Copy out each line that has "into" in it.

----

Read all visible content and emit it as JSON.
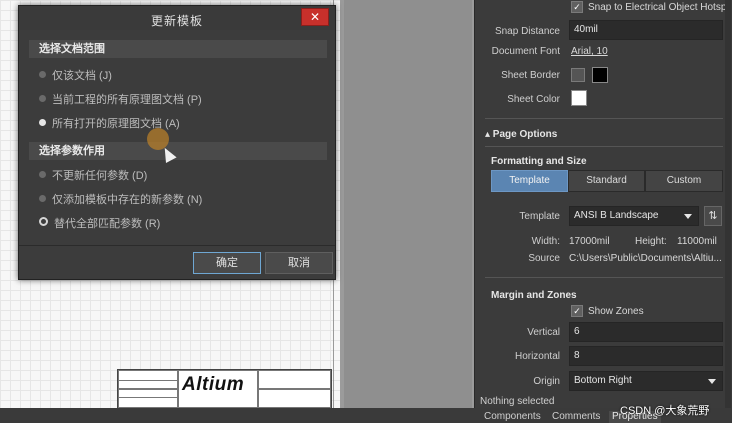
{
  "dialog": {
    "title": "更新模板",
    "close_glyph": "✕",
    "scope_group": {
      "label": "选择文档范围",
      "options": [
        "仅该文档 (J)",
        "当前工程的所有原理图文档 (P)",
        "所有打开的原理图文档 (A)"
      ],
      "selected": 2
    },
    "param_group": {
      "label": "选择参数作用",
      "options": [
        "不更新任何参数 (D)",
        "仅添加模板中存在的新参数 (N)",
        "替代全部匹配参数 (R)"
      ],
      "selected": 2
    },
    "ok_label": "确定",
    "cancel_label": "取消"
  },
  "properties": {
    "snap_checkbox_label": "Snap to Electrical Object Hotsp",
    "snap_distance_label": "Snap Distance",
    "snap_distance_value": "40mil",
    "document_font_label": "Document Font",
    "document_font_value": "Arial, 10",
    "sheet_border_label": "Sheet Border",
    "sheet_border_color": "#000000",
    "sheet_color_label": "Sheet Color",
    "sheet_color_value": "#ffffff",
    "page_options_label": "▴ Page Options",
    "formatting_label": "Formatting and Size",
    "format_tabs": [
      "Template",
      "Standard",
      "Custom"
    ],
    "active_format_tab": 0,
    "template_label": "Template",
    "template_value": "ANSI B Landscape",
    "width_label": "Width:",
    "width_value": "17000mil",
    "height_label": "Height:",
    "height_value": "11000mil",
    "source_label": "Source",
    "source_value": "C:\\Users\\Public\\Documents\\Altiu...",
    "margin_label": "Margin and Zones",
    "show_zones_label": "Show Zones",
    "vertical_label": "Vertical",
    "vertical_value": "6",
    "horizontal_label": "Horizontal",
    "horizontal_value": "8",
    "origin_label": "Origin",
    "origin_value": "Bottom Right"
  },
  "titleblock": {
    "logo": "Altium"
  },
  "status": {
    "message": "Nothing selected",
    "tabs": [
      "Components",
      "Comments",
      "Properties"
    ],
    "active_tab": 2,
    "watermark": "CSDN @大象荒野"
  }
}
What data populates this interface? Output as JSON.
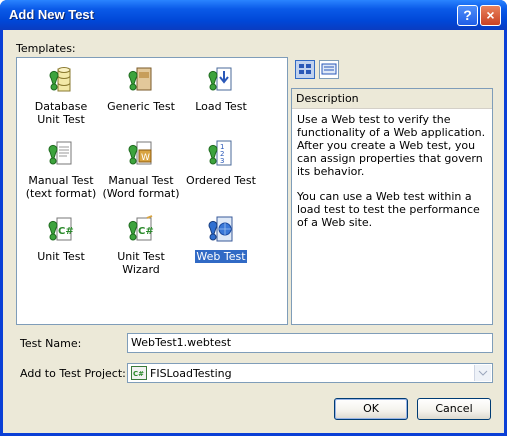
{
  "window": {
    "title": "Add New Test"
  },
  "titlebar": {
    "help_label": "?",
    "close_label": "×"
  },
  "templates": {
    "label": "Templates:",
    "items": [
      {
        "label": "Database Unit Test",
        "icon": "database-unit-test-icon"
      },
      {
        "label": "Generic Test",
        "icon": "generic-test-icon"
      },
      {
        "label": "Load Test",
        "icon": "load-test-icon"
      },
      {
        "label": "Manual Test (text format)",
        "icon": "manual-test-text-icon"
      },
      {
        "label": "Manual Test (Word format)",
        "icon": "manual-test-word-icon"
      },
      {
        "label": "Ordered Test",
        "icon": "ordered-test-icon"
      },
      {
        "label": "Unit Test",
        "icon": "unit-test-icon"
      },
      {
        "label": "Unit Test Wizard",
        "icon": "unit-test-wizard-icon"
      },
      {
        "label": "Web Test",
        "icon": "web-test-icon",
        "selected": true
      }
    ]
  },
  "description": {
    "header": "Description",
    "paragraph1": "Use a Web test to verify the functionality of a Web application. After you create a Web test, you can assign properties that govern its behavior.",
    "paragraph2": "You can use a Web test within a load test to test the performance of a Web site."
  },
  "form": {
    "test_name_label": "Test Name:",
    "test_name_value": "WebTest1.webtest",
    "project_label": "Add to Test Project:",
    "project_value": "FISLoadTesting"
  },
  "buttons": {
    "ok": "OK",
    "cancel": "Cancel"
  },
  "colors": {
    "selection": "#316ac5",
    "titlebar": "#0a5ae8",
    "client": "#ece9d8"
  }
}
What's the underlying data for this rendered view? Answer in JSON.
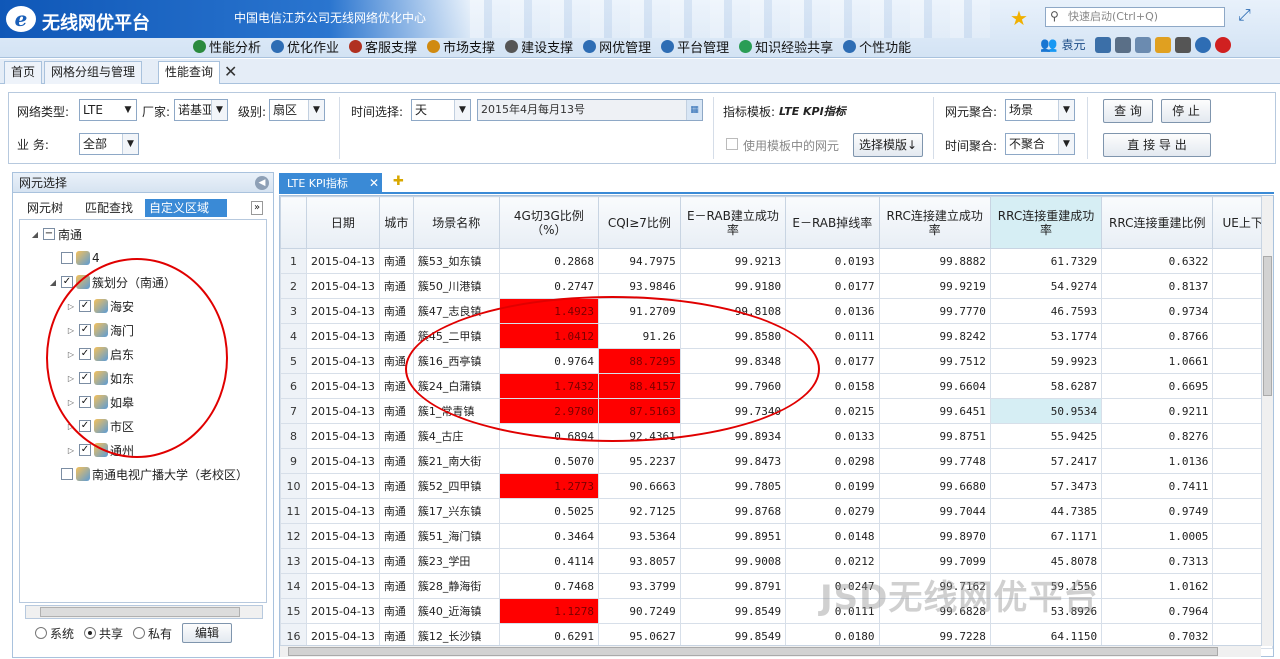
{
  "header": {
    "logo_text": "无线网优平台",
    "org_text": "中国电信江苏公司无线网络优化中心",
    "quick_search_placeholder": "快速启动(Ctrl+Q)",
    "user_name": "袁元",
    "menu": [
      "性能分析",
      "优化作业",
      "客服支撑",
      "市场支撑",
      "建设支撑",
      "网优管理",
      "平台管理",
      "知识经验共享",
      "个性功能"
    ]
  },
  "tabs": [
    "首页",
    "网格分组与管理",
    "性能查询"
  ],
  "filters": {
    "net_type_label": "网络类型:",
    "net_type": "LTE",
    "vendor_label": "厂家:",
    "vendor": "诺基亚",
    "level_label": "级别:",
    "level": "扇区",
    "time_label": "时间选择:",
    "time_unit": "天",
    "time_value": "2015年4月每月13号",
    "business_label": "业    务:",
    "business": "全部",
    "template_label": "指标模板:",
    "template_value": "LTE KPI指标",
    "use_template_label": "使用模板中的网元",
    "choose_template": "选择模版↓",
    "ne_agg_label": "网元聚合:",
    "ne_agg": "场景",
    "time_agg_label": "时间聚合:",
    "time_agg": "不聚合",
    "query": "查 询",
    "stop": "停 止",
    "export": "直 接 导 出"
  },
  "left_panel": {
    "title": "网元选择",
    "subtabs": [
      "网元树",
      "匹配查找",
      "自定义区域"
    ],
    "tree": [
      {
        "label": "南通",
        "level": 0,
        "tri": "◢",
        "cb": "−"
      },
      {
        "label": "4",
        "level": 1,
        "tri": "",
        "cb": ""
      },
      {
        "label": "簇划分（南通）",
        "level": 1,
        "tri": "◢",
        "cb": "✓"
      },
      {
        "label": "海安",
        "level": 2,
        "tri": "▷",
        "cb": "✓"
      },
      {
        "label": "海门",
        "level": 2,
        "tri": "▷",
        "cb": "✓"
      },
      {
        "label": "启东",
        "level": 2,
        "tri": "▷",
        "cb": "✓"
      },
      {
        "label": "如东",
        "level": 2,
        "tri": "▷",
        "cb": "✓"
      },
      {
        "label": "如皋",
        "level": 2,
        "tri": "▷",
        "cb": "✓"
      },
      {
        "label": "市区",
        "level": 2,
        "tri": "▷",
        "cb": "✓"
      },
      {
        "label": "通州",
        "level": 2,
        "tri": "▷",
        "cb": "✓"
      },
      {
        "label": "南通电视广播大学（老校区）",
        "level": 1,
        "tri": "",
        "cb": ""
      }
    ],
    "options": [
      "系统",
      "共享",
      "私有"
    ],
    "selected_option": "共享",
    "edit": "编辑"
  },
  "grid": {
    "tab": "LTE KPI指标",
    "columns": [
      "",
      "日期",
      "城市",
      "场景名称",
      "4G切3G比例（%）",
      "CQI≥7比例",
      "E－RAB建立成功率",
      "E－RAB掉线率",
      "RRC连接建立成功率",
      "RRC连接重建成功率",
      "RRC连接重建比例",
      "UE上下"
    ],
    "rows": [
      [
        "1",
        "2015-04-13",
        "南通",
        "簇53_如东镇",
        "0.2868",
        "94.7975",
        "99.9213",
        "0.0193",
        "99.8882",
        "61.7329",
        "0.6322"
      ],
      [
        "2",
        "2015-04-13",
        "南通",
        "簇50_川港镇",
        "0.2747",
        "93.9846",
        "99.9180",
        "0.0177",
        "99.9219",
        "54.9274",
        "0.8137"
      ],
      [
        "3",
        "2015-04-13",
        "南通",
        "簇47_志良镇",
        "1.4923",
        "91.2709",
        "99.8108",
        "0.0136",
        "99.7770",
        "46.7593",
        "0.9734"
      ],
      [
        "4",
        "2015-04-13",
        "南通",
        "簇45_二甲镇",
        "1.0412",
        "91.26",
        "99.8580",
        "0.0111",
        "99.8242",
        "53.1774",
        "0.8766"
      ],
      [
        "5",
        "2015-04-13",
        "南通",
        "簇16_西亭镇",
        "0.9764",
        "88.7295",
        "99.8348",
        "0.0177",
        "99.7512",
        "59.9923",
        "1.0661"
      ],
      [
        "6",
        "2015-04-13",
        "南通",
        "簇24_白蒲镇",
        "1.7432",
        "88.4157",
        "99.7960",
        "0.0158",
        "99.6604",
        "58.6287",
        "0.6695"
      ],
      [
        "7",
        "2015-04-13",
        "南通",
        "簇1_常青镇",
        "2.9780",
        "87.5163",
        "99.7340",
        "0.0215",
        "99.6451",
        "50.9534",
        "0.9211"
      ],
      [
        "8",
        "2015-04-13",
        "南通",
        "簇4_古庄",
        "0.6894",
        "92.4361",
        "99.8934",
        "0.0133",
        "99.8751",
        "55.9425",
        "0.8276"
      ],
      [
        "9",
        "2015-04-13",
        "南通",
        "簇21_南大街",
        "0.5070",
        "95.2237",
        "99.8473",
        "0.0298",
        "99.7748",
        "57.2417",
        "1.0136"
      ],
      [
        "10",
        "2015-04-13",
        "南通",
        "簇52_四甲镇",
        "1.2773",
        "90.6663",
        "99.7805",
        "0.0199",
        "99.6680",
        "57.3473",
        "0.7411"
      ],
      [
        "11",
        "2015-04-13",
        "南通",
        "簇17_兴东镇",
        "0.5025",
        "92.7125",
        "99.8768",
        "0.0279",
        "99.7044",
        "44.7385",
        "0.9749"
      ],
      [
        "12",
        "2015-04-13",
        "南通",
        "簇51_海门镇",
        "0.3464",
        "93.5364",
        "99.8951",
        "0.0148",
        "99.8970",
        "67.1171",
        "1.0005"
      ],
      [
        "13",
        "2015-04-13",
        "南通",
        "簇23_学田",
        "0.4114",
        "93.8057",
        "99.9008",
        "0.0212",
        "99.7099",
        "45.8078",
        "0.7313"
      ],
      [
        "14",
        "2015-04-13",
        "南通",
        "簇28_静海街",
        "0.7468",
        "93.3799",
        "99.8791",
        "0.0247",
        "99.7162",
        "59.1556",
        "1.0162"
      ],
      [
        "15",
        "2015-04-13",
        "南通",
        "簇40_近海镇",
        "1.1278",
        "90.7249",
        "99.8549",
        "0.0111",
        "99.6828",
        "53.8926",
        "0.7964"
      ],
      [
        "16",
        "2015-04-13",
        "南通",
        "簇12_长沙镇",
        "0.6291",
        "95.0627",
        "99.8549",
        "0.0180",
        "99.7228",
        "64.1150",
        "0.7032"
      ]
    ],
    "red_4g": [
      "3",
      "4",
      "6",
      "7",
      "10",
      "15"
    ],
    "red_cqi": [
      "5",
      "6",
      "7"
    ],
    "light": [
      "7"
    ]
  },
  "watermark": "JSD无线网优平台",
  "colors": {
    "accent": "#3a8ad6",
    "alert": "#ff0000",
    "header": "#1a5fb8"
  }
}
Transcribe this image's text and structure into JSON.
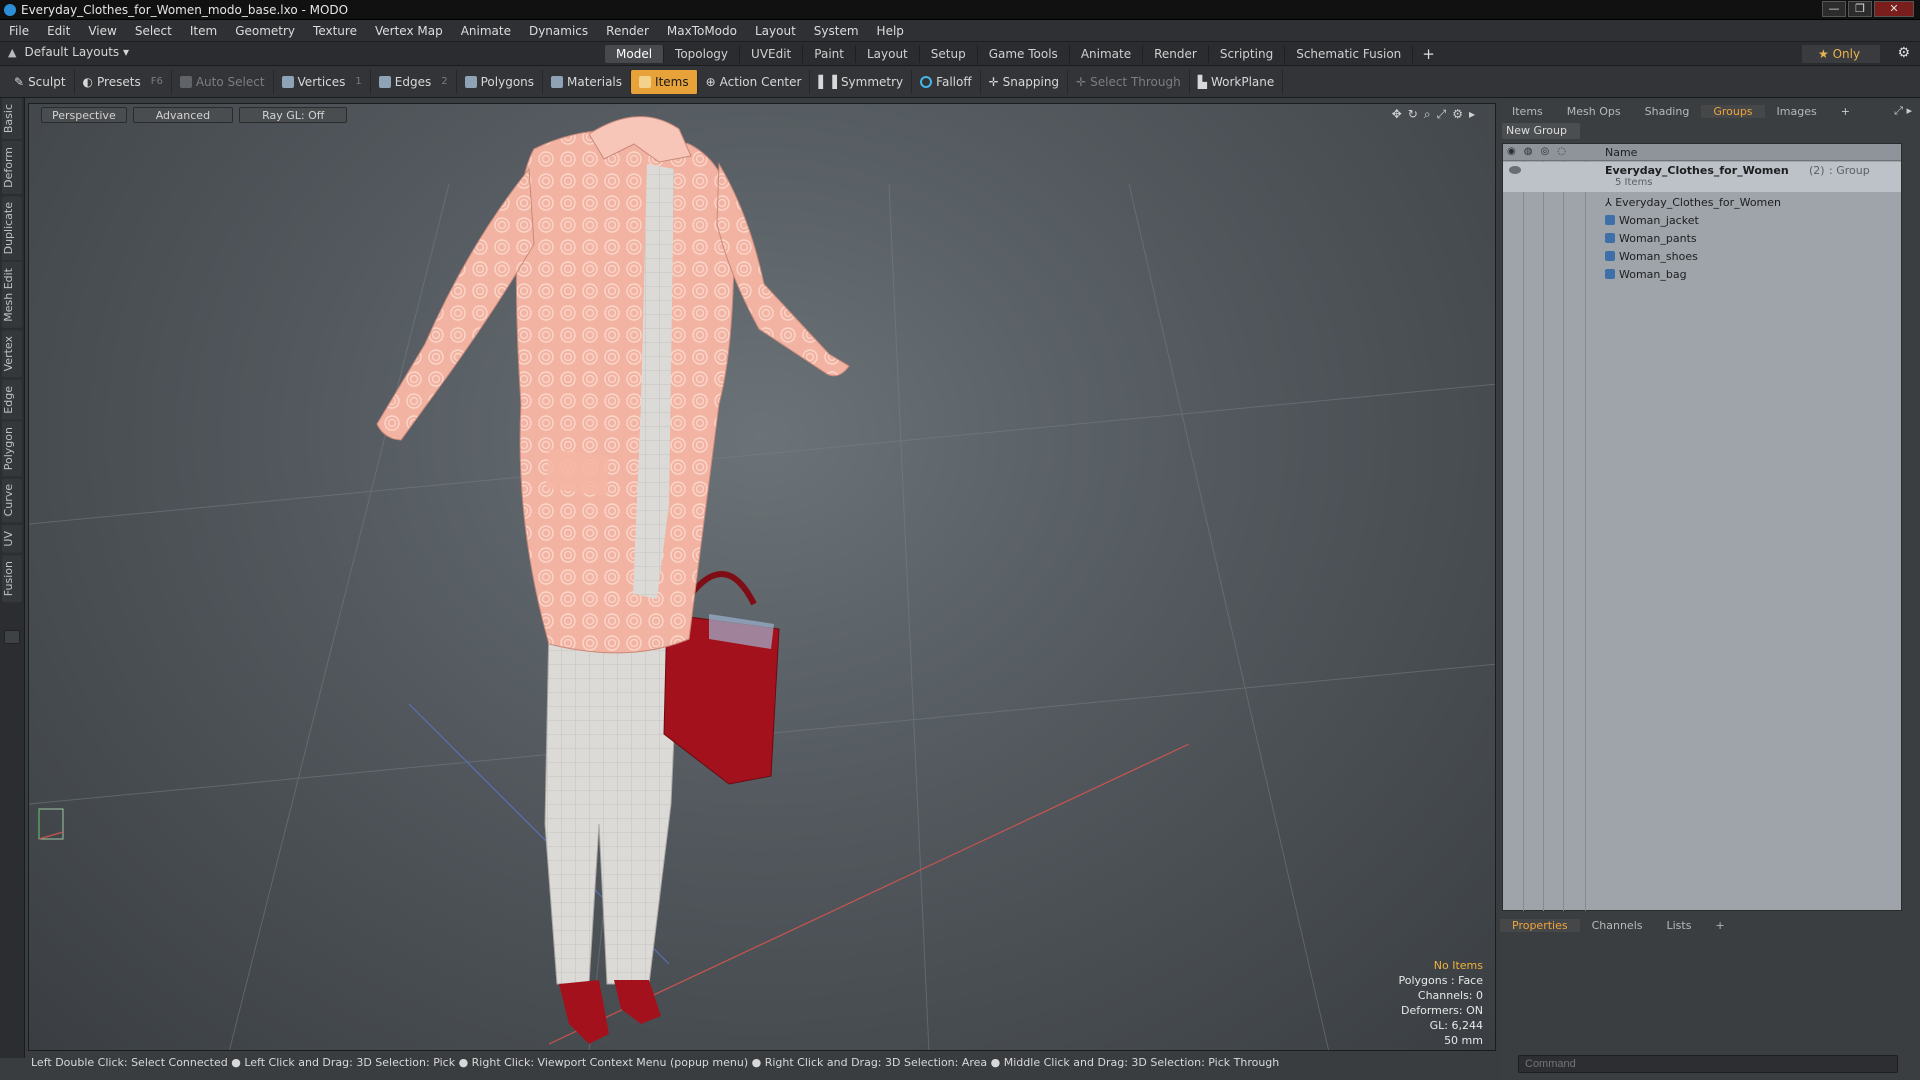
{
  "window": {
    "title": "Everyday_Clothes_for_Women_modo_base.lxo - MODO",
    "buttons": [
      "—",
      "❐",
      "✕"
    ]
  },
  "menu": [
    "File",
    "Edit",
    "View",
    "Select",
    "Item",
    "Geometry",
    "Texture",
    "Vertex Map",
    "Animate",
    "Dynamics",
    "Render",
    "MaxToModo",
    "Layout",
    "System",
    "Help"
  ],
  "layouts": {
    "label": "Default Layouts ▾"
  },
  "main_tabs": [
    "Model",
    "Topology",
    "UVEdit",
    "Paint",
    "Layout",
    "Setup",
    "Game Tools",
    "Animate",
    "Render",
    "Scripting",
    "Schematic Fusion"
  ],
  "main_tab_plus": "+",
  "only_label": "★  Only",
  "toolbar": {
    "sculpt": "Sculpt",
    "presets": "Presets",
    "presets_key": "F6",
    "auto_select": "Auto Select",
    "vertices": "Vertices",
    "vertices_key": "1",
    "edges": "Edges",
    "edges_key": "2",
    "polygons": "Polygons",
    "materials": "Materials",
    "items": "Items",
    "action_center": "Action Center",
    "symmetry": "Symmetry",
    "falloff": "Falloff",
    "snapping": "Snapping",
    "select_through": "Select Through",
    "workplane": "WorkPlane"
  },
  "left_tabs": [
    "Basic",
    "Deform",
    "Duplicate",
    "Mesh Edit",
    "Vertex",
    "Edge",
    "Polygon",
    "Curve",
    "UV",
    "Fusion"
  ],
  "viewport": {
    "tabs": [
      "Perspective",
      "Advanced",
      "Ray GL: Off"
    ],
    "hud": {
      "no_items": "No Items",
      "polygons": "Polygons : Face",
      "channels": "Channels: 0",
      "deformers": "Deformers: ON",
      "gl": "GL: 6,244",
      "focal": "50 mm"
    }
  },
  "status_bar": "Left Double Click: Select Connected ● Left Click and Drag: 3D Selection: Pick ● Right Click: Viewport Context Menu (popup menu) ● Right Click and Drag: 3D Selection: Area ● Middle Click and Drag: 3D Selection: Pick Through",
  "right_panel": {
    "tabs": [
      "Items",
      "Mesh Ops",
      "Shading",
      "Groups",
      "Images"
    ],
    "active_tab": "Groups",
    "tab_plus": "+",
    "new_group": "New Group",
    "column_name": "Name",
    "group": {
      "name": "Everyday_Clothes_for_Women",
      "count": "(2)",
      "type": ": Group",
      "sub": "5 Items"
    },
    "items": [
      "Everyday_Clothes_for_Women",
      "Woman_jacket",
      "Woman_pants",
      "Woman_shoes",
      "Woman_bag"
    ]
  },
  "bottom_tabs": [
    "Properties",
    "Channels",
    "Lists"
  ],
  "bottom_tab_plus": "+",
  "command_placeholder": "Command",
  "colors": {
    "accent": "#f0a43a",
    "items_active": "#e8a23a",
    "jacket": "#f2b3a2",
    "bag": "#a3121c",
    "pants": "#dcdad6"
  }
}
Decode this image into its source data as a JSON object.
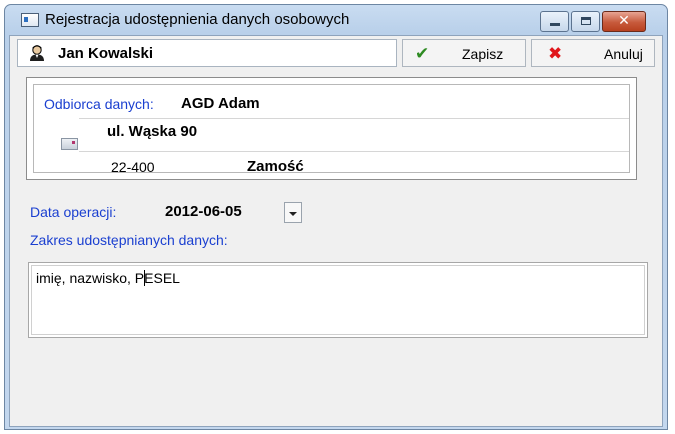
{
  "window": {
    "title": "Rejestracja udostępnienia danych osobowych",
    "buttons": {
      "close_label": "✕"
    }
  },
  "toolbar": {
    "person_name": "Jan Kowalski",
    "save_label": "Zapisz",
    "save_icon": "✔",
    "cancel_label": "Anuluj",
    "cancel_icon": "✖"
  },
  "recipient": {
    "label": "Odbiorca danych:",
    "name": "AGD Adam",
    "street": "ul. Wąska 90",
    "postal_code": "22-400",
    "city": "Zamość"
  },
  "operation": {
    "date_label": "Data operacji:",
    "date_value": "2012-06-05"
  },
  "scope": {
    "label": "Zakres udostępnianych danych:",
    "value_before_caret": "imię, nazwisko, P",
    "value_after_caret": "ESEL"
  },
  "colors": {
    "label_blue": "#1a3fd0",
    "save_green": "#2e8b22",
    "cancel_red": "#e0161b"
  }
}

----

Output below
Transcribe this image's text and structure into JSON.
Decode this image into its source data as a JSON object.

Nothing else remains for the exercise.